» Your task
Reproduce all records exactly.

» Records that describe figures
◆ ◆ ◆ ◆

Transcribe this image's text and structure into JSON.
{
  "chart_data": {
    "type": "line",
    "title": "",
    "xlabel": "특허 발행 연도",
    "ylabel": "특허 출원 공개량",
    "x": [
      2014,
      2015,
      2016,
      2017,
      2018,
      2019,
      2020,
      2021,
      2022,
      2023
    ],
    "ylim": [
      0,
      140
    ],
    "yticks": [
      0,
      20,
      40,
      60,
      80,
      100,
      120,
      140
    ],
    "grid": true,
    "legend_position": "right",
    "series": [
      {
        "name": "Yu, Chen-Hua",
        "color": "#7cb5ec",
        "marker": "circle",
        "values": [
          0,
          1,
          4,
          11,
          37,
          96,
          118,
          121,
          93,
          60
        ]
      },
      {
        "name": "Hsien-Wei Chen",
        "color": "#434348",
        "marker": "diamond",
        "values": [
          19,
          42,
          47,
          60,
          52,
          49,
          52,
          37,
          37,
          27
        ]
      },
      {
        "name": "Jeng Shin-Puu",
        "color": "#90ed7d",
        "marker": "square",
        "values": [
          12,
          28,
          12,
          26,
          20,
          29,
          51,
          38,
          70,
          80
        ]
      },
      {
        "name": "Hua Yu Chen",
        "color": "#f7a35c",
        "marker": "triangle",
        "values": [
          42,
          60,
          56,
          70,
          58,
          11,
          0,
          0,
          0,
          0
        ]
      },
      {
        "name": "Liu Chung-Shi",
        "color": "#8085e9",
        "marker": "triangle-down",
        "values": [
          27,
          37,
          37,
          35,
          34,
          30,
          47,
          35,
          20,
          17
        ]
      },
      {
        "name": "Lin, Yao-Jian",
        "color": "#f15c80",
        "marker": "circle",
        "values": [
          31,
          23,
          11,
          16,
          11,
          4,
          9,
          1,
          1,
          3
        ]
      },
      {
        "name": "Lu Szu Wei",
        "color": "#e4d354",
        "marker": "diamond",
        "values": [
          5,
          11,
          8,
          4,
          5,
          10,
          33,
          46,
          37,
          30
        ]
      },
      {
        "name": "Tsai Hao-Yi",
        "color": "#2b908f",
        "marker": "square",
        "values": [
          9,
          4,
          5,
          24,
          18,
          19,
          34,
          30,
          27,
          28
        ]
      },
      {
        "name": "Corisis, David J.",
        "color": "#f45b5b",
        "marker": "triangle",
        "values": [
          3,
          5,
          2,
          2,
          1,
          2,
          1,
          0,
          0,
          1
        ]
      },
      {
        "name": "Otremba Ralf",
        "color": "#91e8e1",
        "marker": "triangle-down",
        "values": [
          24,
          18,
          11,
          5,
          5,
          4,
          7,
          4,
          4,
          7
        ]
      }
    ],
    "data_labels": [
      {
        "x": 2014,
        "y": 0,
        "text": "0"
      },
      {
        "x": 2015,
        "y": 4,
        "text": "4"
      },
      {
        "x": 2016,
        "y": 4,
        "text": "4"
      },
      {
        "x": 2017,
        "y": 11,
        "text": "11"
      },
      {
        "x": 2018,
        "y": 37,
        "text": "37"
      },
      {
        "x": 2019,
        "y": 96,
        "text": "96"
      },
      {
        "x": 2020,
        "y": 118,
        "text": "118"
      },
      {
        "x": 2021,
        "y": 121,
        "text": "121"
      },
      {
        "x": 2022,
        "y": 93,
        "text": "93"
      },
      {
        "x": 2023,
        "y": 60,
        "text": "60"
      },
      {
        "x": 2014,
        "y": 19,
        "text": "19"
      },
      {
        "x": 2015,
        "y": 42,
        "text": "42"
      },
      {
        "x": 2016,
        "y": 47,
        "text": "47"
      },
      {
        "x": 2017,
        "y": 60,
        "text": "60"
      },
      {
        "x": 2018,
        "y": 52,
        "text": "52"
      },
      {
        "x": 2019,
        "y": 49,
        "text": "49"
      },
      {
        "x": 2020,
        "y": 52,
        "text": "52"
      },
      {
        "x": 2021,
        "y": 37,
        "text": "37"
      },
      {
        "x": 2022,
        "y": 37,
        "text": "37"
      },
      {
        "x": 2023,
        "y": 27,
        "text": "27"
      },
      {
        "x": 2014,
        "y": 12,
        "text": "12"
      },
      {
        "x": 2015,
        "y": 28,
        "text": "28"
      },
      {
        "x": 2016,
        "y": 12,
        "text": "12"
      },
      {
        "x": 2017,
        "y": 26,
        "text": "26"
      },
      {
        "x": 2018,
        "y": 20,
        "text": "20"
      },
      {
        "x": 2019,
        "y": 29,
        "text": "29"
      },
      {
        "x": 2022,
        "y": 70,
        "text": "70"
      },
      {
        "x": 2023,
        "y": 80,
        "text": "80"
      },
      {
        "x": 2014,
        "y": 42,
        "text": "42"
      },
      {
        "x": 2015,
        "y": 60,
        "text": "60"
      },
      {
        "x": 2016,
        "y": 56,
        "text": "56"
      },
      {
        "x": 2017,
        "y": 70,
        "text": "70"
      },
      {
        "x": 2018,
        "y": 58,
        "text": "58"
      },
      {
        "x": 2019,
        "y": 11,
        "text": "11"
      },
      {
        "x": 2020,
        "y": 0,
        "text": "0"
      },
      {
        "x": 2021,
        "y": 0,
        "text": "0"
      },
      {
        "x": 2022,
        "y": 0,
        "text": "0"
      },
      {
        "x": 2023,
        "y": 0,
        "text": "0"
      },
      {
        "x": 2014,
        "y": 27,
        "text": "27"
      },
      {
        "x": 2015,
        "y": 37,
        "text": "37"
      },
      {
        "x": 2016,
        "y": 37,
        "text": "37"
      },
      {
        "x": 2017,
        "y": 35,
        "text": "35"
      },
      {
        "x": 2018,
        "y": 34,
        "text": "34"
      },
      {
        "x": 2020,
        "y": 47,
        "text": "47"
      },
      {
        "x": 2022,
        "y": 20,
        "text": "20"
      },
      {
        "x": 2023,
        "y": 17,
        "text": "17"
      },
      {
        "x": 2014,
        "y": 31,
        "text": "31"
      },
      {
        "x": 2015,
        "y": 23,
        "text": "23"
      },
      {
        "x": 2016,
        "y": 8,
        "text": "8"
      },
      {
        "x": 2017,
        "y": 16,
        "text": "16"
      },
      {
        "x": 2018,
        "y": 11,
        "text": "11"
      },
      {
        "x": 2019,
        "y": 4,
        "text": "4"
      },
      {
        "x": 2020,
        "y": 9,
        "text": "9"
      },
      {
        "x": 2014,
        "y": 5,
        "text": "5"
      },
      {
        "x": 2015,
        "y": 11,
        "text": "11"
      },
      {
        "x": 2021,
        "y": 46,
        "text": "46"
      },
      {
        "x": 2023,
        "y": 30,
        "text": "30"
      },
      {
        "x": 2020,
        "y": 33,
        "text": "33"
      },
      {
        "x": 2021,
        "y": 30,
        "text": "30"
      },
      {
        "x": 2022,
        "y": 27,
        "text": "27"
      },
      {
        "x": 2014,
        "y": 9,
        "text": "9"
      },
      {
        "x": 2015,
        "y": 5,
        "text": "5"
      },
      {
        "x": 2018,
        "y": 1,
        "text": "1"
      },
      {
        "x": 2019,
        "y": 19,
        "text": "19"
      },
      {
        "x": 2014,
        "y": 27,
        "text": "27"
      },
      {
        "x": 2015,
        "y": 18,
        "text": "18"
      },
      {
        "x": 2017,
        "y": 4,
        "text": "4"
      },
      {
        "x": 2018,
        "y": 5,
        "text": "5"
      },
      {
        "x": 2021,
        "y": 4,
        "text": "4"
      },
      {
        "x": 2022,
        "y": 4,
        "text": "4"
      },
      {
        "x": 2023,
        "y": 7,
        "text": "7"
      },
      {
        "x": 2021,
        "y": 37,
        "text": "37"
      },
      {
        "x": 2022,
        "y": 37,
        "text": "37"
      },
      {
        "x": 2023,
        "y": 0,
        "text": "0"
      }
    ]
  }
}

◆ ◆ ◆ ◆

» Written solution
Transcribe this image's text and structure into JSON.
{
  "chart_data": {
    "type": "line",
    "title": "",
    "xlabel": "특허 발행 연도",
    "ylabel": "특허 출원 공개량",
    "x": [
      2014,
      2015,
      2016,
      2017,
      2018,
      2019,
      2020,
      2021,
      2022,
      2023
    ],
    "ylim": [
      0,
      140
    ],
    "yticks": [
      0,
      20,
      40,
      60,
      80,
      100,
      120,
      140
    ],
    "grid": true,
    "legend_position": "right",
    "series": [
      {
        "name": "Yu, Chen-Hua",
        "color": "#7cb5ec",
        "marker": "circle",
        "values": [
          0,
          1,
          4,
          11,
          37,
          96,
          118,
          121,
          93,
          60
        ]
      },
      {
        "name": "Hsien-Wei Chen",
        "color": "#434348",
        "marker": "diamond",
        "values": [
          19,
          42,
          47,
          60,
          52,
          49,
          52,
          37,
          37,
          27
        ]
      },
      {
        "name": "Jeng Shin-Puu",
        "color": "#90ed7d",
        "marker": "square",
        "values": [
          12,
          28,
          12,
          26,
          20,
          29,
          51,
          38,
          70,
          80
        ]
      },
      {
        "name": "Hua Yu Chen",
        "color": "#f7a35c",
        "marker": "triangle",
        "values": [
          42,
          60,
          56,
          70,
          58,
          11,
          0,
          0,
          0,
          0
        ]
      },
      {
        "name": "Liu Chung-Shi",
        "color": "#8085e9",
        "marker": "triangle-down",
        "values": [
          27,
          37,
          37,
          35,
          34,
          30,
          47,
          35,
          20,
          17
        ]
      },
      {
        "name": "Lin, Yao-Jian",
        "color": "#f15c80",
        "marker": "circle",
        "values": [
          31,
          23,
          11,
          16,
          11,
          4,
          9,
          1,
          1,
          3
        ]
      },
      {
        "name": "Lu Szu Wei",
        "color": "#e4d354",
        "marker": "diamond",
        "values": [
          5,
          11,
          8,
          4,
          5,
          10,
          33,
          46,
          37,
          30
        ]
      },
      {
        "name": "Tsai Hao-Yi",
        "color": "#2b908f",
        "marker": "square",
        "values": [
          9,
          4,
          5,
          24,
          18,
          19,
          34,
          30,
          27,
          28
        ]
      },
      {
        "name": "Corisis, David J.",
        "color": "#f45b5b",
        "marker": "triangle",
        "values": [
          3,
          5,
          2,
          2,
          1,
          2,
          1,
          0,
          0,
          1
        ]
      },
      {
        "name": "Otremba Ralf",
        "color": "#91e8e1",
        "marker": "triangle-down",
        "values": [
          24,
          18,
          11,
          5,
          5,
          4,
          7,
          4,
          4,
          7
        ]
      }
    ],
    "data_labels": [
      {
        "x": 2014,
        "y": 0,
        "text": "0"
      },
      {
        "x": 2015,
        "y": 4,
        "text": "4"
      },
      {
        "x": 2016,
        "y": 4,
        "text": "4"
      },
      {
        "x": 2017,
        "y": 11,
        "text": "11"
      },
      {
        "x": 2018,
        "y": 37,
        "text": "37"
      },
      {
        "x": 2019,
        "y": 96,
        "text": "96"
      },
      {
        "x": 2020,
        "y": 118,
        "text": "118"
      },
      {
        "x": 2021,
        "y": 121,
        "text": "121"
      },
      {
        "x": 2022,
        "y": 93,
        "text": "93"
      },
      {
        "x": 2023,
        "y": 60,
        "text": "60"
      },
      {
        "x": 2014,
        "y": 19,
        "text": "19"
      },
      {
        "x": 2015,
        "y": 42,
        "text": "42"
      },
      {
        "x": 2016,
        "y": 47,
        "text": "47"
      },
      {
        "x": 2017,
        "y": 60,
        "text": "60"
      },
      {
        "x": 2018,
        "y": 52,
        "text": "52"
      },
      {
        "x": 2019,
        "y": 49,
        "text": "49"
      },
      {
        "x": 2020,
        "y": 52,
        "text": "52"
      },
      {
        "x": 2021,
        "y": 37,
        "text": "37"
      },
      {
        "x": 2022,
        "y": 37,
        "text": "37"
      },
      {
        "x": 2023,
        "y": 27,
        "text": "27"
      },
      {
        "x": 2014,
        "y": 12,
        "text": "12"
      },
      {
        "x": 2015,
        "y": 28,
        "text": "28"
      },
      {
        "x": 2016,
        "y": 12,
        "text": "12"
      },
      {
        "x": 2017,
        "y": 26,
        "text": "26"
      },
      {
        "x": 2018,
        "y": 20,
        "text": "20"
      },
      {
        "x": 2019,
        "y": 29,
        "text": "29"
      },
      {
        "x": 2022,
        "y": 70,
        "text": "70"
      },
      {
        "x": 2023,
        "y": 80,
        "text": "80"
      },
      {
        "x": 2014,
        "y": 42,
        "text": "42"
      },
      {
        "x": 2015,
        "y": 60,
        "text": "60"
      },
      {
        "x": 2016,
        "y": 56,
        "text": "56"
      },
      {
        "x": 2017,
        "y": 70,
        "text": "70"
      },
      {
        "x": 2018,
        "y": 58,
        "text": "58"
      },
      {
        "x": 2019,
        "y": 11,
        "text": "11"
      },
      {
        "x": 2020,
        "y": 0,
        "text": "0"
      },
      {
        "x": 2021,
        "y": 0,
        "text": "0"
      },
      {
        "x": 2022,
        "y": 0,
        "text": "0"
      },
      {
        "x": 2023,
        "y": 0,
        "text": "0"
      },
      {
        "x": 2014,
        "y": 27,
        "text": "27"
      },
      {
        "x": 2015,
        "y": 37,
        "text": "37"
      },
      {
        "x": 2016,
        "y": 37,
        "text": "37"
      },
      {
        "x": 2017,
        "y": 35,
        "text": "35"
      },
      {
        "x": 2018,
        "y": 34,
        "text": "34"
      },
      {
        "x": 2020,
        "y": 47,
        "text": "47"
      },
      {
        "x": 2022,
        "y": 20,
        "text": "20"
      },
      {
        "x": 2023,
        "y": 17,
        "text": "17"
      },
      {
        "x": 2014,
        "y": 31,
        "text": "31"
      },
      {
        "x": 2015,
        "y": 23,
        "text": "23"
      },
      {
        "x": 2016,
        "y": 8,
        "text": "8"
      },
      {
        "x": 2017,
        "y": 16,
        "text": "16"
      },
      {
        "x": 2018,
        "y": 11,
        "text": "11"
      },
      {
        "x": 2019,
        "y": 4,
        "text": "4"
      },
      {
        "x": 2020,
        "y": 9,
        "text": "9"
      },
      {
        "x": 2014,
        "y": 5,
        "text": "5"
      },
      {
        "x": 2015,
        "y": 11,
        "text": "11"
      },
      {
        "x": 2021,
        "y": 46,
        "text": "46"
      },
      {
        "x": 2023,
        "y": 30,
        "text": "30"
      },
      {
        "x": 2020,
        "y": 33,
        "text": "33"
      },
      {
        "x": 2021,
        "y": 30,
        "text": "30"
      },
      {
        "x": 2022,
        "y": 27,
        "text": "27"
      },
      {
        "x": 2014,
        "y": 9,
        "text": "9"
      },
      {
        "x": 2015,
        "y": 5,
        "text": "5"
      },
      {
        "x": 2018,
        "y": 1,
        "text": "1"
      },
      {
        "x": 2019,
        "y": 19,
        "text": "19"
      },
      {
        "x": 2014,
        "y": 27,
        "text": "27"
      },
      {
        "x": 2015,
        "y": 18,
        "text": "18"
      },
      {
        "x": 2017,
        "y": 4,
        "text": "4"
      },
      {
        "x": 2018,
        "y": 5,
        "text": "5"
      },
      {
        "x": 2021,
        "y": 4,
        "text": "4"
      },
      {
        "x": 2022,
        "y": 4,
        "text": "4"
      },
      {
        "x": 2023,
        "y": 7,
        "text": "7"
      },
      {
        "x": 2021,
        "y": 37,
        "text": "37"
      },
      {
        "x": 2022,
        "y": 37,
        "text": "37"
      },
      {
        "x": 2023,
        "y": 0,
        "text": "0"
      }
    ]
  }
}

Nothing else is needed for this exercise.